Data entries:
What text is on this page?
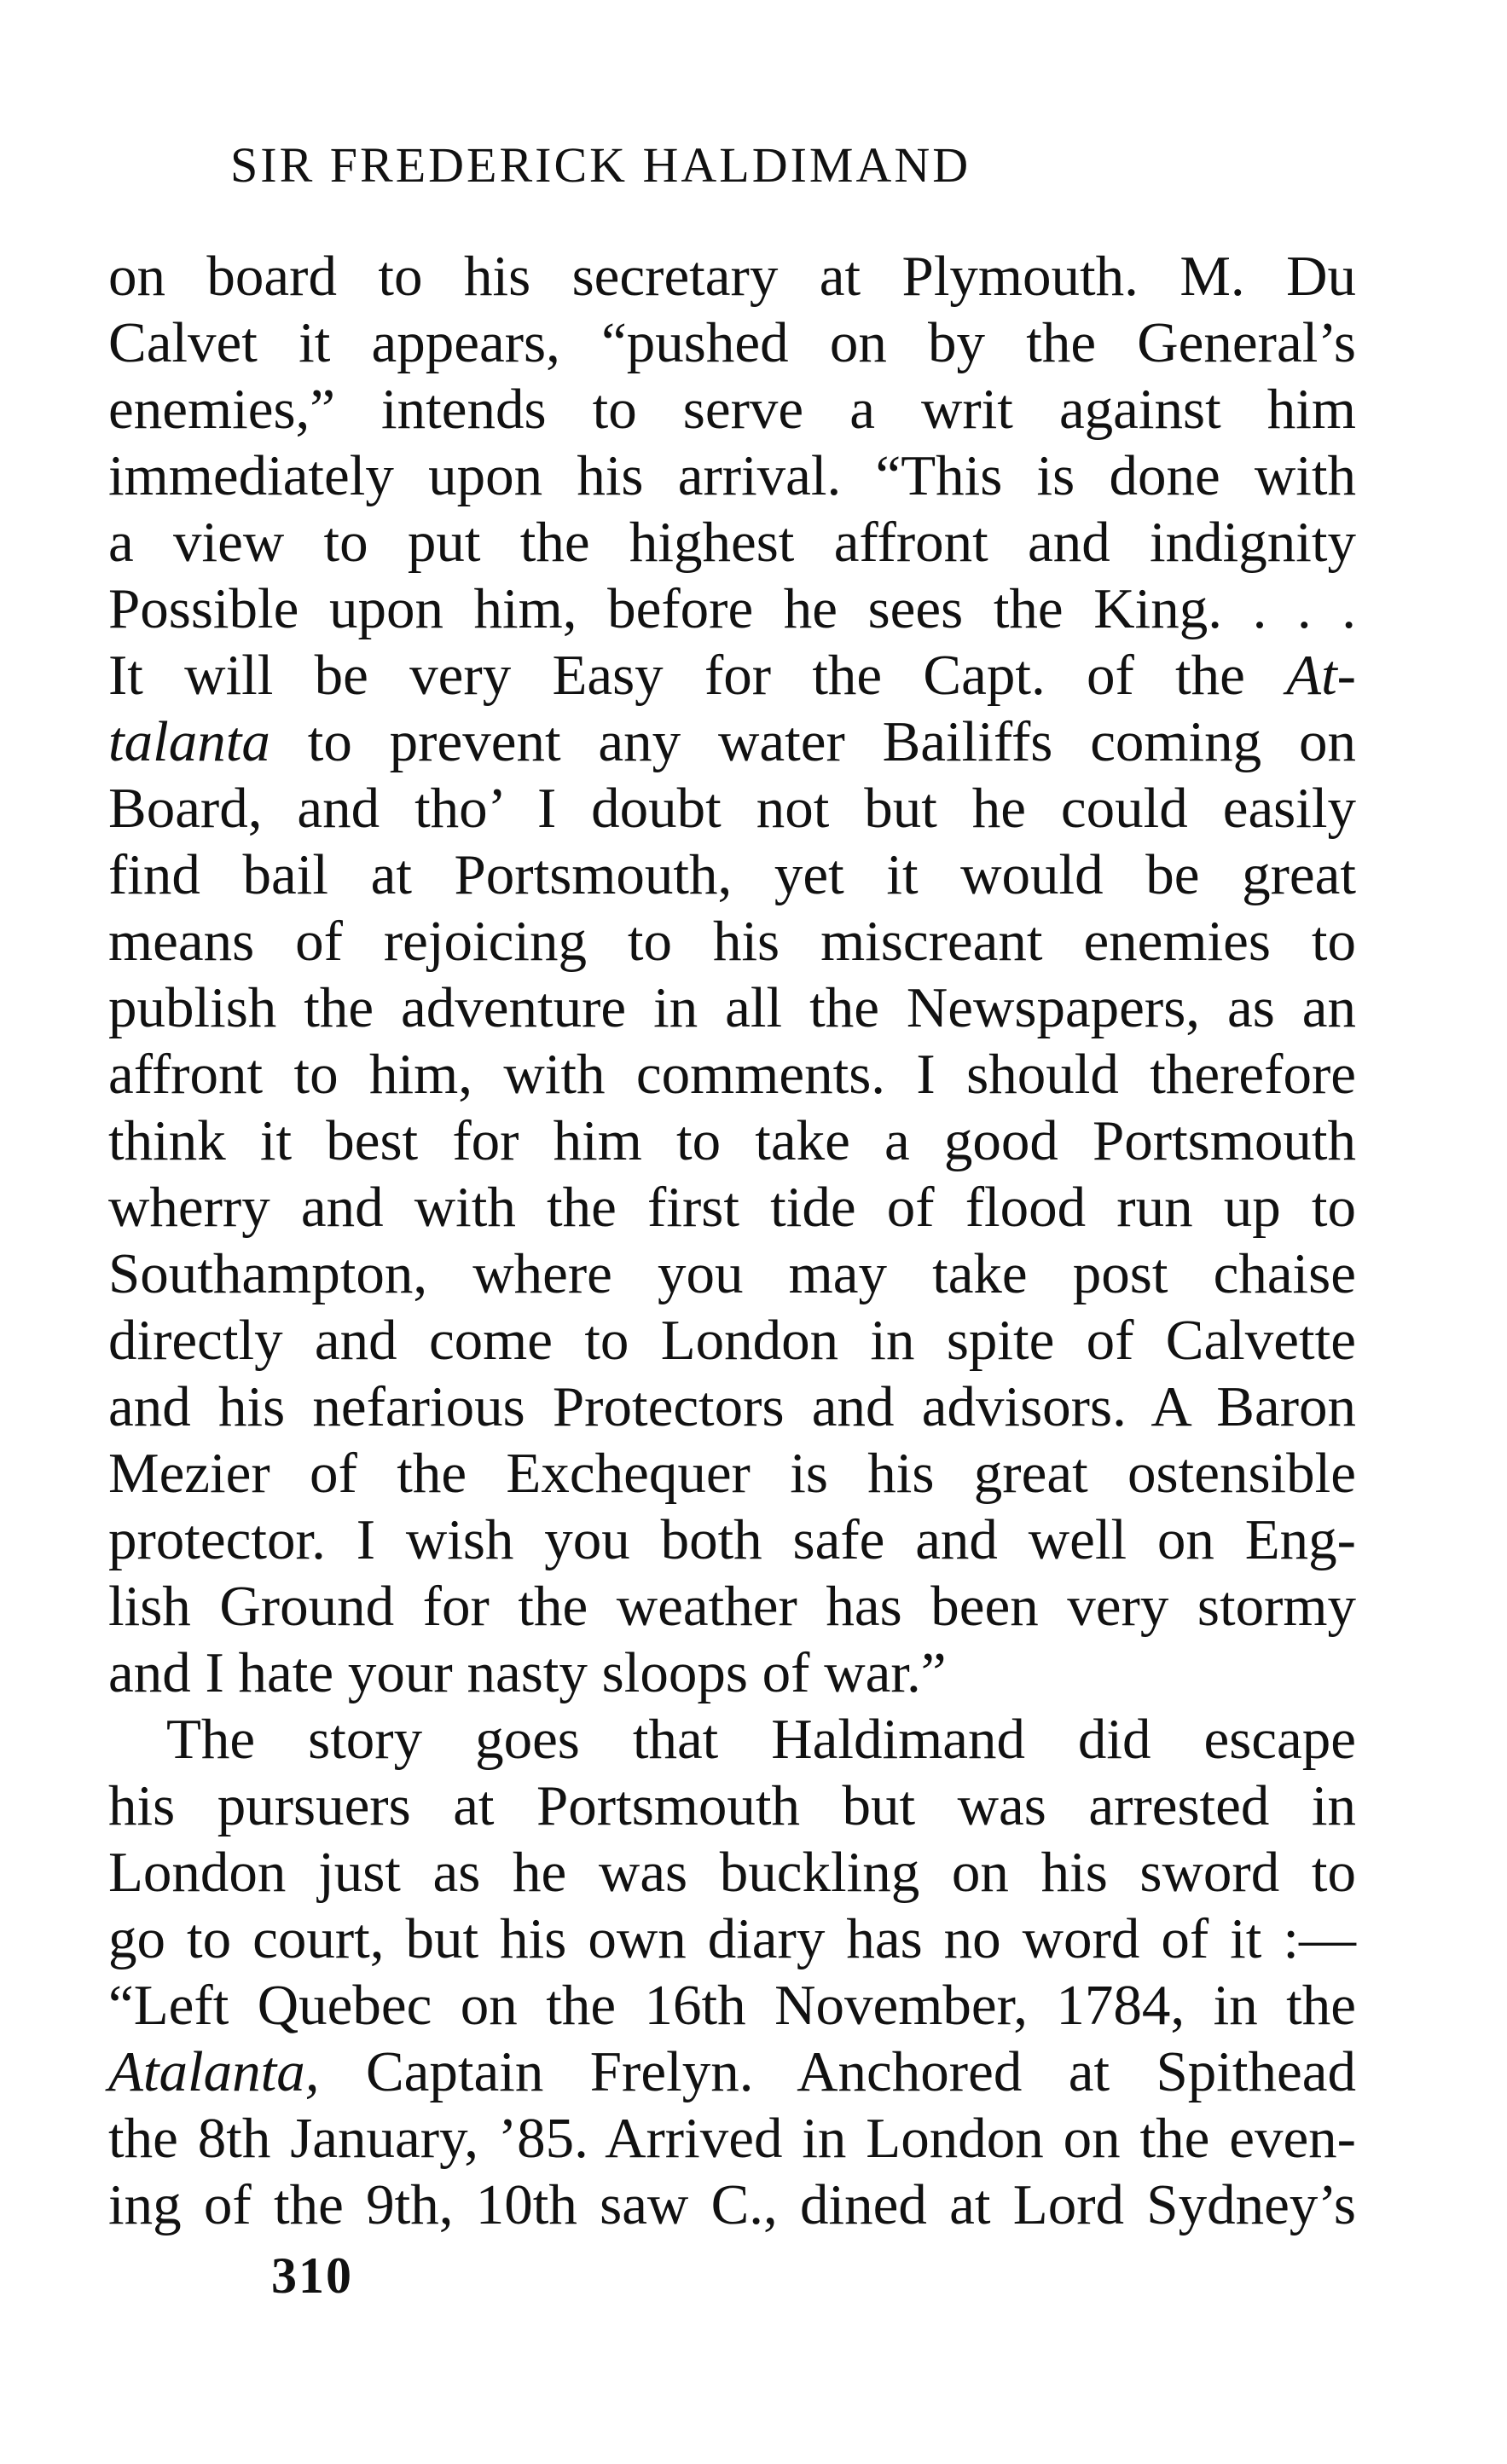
SIR FREDERICK HALDIMAND
on board to his secretary at Plymouth. M. Du
Calvet it appears, “pushed on by the General’s
enemies,” intends to serve a writ against him
immediately upon his arrival. “This is done with
a view to put the highest affront and indignity
Possible upon him, before he sees the King. . . .
It will be very Easy for the Capt. of the At-
talanta to prevent any water Bailiffs coming on
Board, and tho’ I doubt not but he could easily
find bail at Portsmouth, yet it would be great
means of rejoicing to his miscreant enemies to
publish the adventure in all the Newspapers, as an
affront to him, with comments. I should therefore
think it best for him to take a good Portsmouth
wherry and with the first tide of flood run up to
Southampton, where you may take post chaise
directly and come to London in spite of Calvette
and his nefarious Protectors and advisors. A Baron
Mezier of the Exchequer is his great ostensible
protector. I wish you both safe and well on Eng-
lish Ground for the weather has been very stormy
and I hate your nasty sloops of war.”
The story goes that Haldimand did escape
his pursuers at Portsmouth but was arrested in
London just as he was buckling on his sword to
go to court, but his own diary has no word of it :—
“Left Quebec on the 16th November, 1784, in the
Atalanta, Captain Frelyn. Anchored at Spithead
the 8th January, ’85. Arrived in London on the even-
ing of the 9th, 10th saw C., dined at Lord Sydney’s
310
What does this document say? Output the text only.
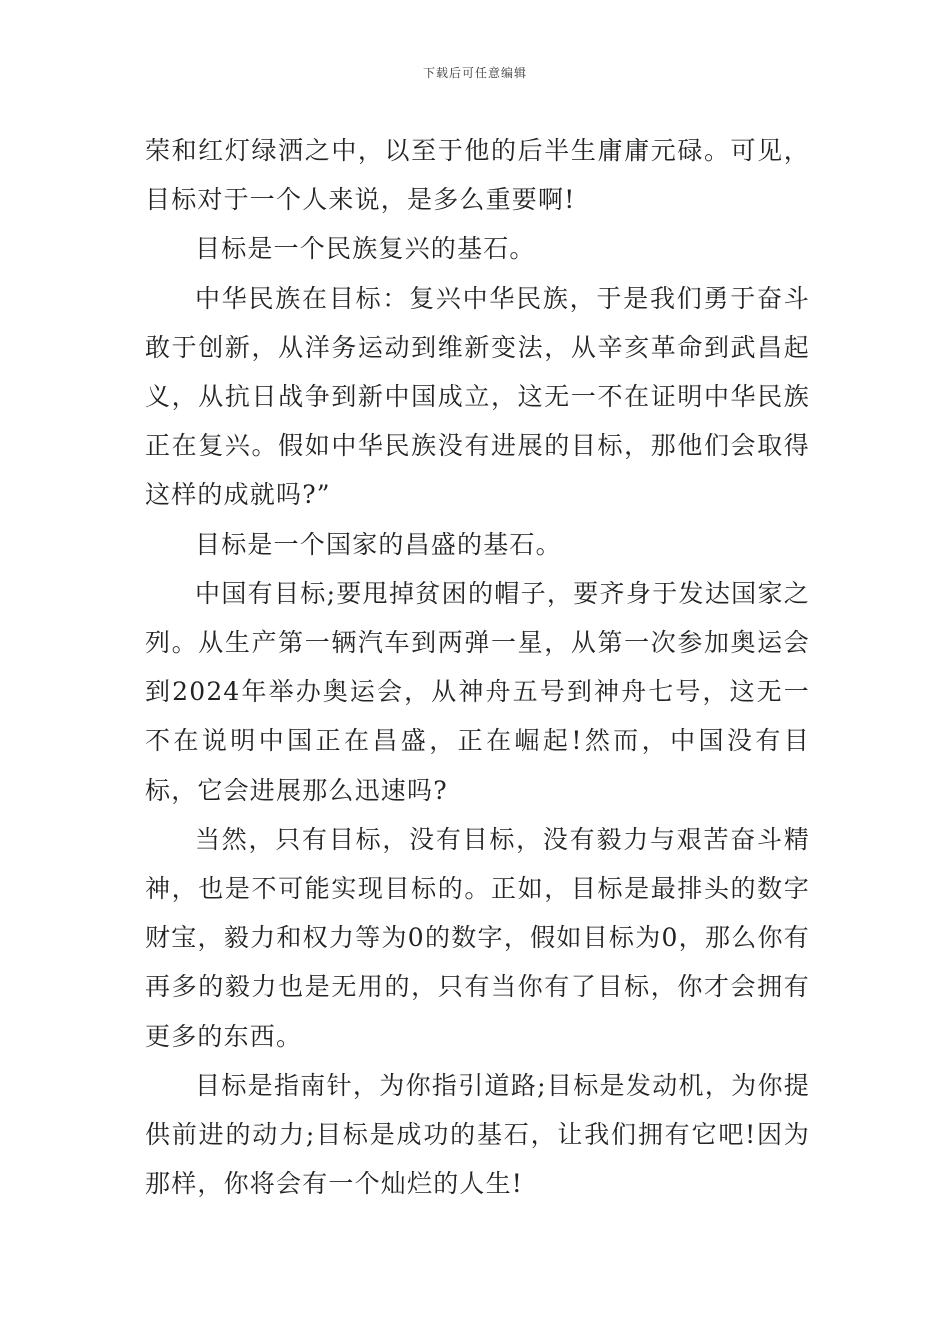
下载后可任意编辑

荣和红灯绿洒之中，以至于他的后半生庸庸元碌。可见，目标对于一个人来说，是多么重要啊!

目标是一个民族复兴的基石。

中华民族在目标：复兴中华民族，于是我们勇于奋斗敢于创新，从洋务运动到维新变法，从辛亥革命到武昌起义，从抗日战争到新中国成立，这无一不在证明中华民族正在复兴。假如中华民族没有进展的目标，那他们会取得这样的成就吗?”

目标是一个国家的昌盛的基石。

中国有目标;要甩掉贫困的帽子，要齐身于发达国家之列。从生产第一辆汽车到两弹一星，从第一次参加奥运会到2024年举办奥运会，从神舟五号到神舟七号，这无一不在说明中国正在昌盛，正在崛起!然而，中国没有目标，它会进展那么迅速吗?

当然，只有目标，没有目标，没有毅力与艰苦奋斗精神，也是不可能实现目标的。正如，目标是最排头的数字财宝，毅力和权力等为0的数字，假如目标为0，那么你有再多的毅力也是无用的，只有当你有了目标，你才会拥有更多的东西。

目标是指南针，为你指引道路;目标是发动机，为你提供前进的动力;目标是成功的基石，让我们拥有它吧!因为那样，你将会有一个灿烂的人生!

[PROBLEM] Report how many lines in these entries contain "great". Answer with the number only.

[FINISHED ANSWER] 2